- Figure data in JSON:
---+---

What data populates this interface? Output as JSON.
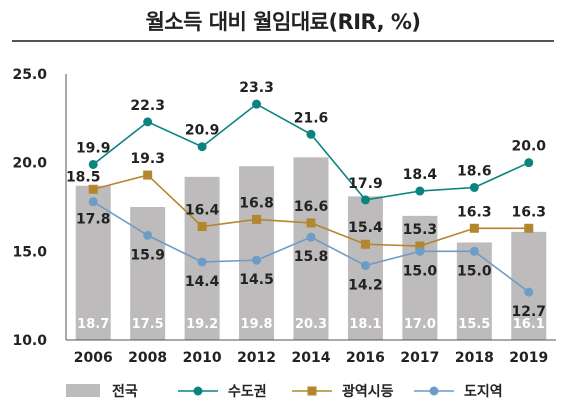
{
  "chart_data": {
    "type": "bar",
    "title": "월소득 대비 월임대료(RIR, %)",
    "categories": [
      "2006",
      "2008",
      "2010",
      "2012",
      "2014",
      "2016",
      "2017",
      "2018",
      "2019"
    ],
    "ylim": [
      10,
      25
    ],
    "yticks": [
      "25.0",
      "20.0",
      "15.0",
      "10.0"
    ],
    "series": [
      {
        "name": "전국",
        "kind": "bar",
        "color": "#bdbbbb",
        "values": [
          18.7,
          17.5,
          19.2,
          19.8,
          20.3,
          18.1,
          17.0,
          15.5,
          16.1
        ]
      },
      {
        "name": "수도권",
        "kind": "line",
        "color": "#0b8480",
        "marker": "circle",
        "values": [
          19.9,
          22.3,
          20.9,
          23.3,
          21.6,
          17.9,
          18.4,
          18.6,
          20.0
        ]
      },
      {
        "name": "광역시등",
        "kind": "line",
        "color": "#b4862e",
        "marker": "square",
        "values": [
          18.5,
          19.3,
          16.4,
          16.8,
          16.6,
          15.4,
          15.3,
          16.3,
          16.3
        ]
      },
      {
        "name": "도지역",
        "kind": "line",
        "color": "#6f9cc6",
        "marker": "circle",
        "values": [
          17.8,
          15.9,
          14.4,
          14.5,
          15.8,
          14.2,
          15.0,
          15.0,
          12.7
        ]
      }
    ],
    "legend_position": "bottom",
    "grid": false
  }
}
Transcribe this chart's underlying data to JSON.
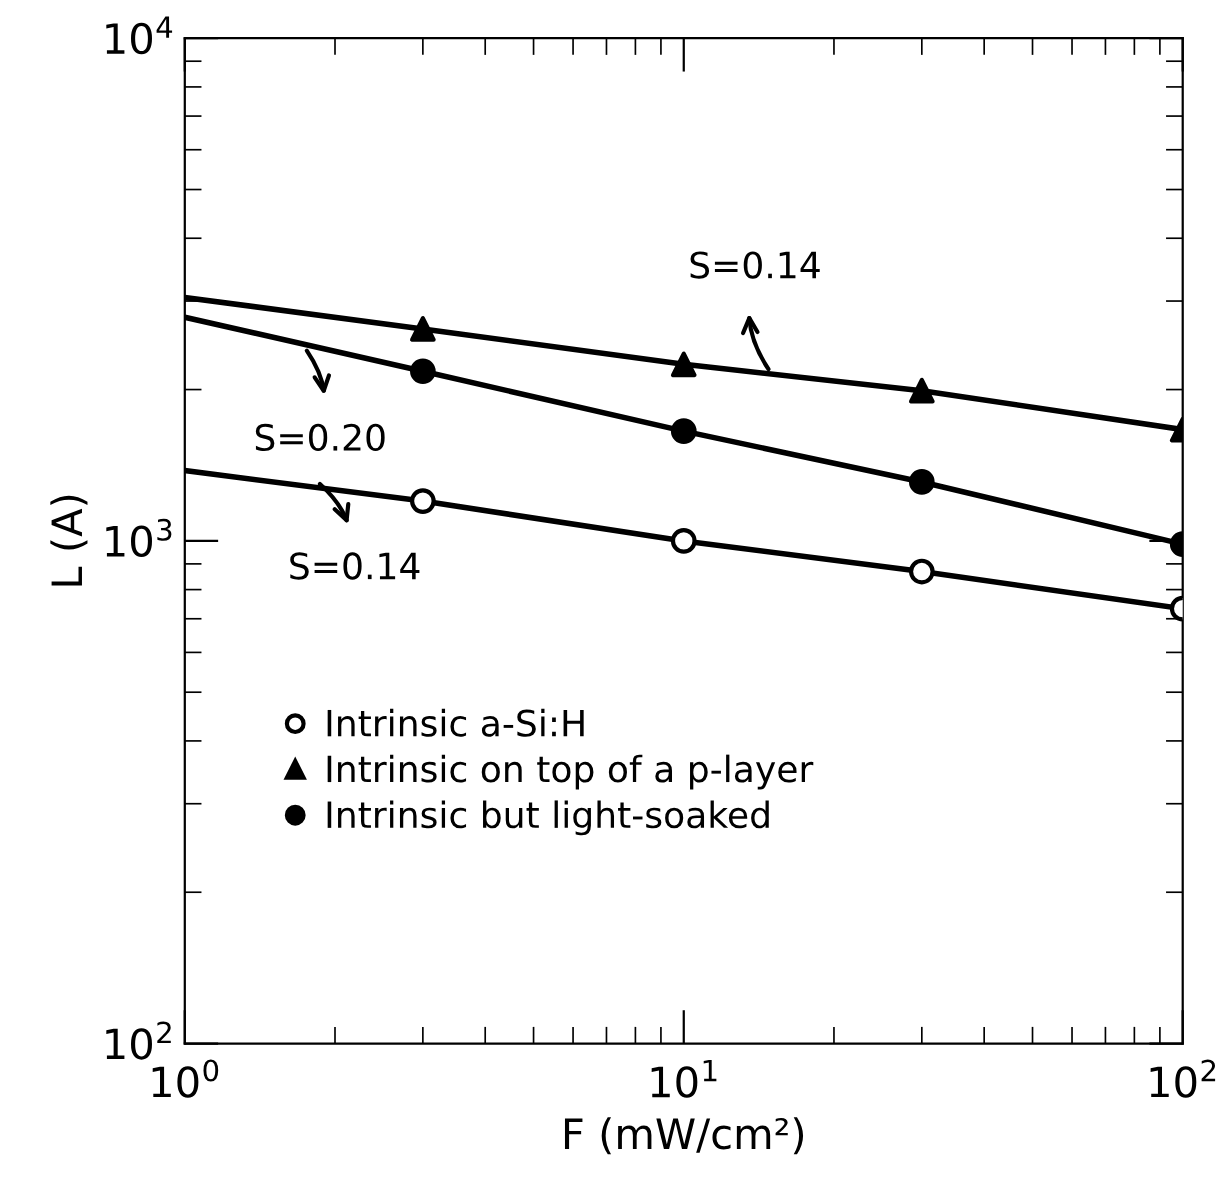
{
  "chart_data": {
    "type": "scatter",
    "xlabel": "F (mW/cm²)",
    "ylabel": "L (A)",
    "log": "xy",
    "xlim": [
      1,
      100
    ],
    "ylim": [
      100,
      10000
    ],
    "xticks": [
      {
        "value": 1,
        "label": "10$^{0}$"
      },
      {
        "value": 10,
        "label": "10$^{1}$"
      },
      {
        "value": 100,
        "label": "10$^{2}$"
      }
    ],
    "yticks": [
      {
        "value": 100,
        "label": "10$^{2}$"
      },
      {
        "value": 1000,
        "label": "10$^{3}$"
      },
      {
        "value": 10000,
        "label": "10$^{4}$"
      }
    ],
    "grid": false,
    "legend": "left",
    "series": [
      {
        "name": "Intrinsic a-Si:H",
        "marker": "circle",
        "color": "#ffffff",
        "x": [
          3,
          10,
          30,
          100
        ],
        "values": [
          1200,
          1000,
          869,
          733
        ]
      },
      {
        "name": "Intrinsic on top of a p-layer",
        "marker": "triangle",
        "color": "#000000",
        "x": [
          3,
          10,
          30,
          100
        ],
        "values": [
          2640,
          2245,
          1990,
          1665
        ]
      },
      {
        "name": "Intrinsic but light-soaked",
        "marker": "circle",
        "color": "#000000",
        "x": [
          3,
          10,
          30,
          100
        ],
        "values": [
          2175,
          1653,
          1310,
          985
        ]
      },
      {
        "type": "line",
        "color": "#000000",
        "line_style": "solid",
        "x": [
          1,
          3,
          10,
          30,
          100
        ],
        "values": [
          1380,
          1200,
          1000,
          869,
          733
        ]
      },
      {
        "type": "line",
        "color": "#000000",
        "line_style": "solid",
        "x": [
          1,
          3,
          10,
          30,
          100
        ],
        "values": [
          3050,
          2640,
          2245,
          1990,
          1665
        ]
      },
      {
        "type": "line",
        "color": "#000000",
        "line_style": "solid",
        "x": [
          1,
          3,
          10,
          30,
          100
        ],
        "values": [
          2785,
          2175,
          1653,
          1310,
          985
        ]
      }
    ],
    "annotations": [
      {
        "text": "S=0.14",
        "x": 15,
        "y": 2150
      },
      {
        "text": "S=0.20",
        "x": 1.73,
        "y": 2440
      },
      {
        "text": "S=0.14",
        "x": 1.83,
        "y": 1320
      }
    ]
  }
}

---+---

- Work to complete: Look through the entries above and report each line where the string "this" occurs.

- Completed task:
What data populates this interface? Output as JSON.
Transcribe this chart's underlying data to JSON.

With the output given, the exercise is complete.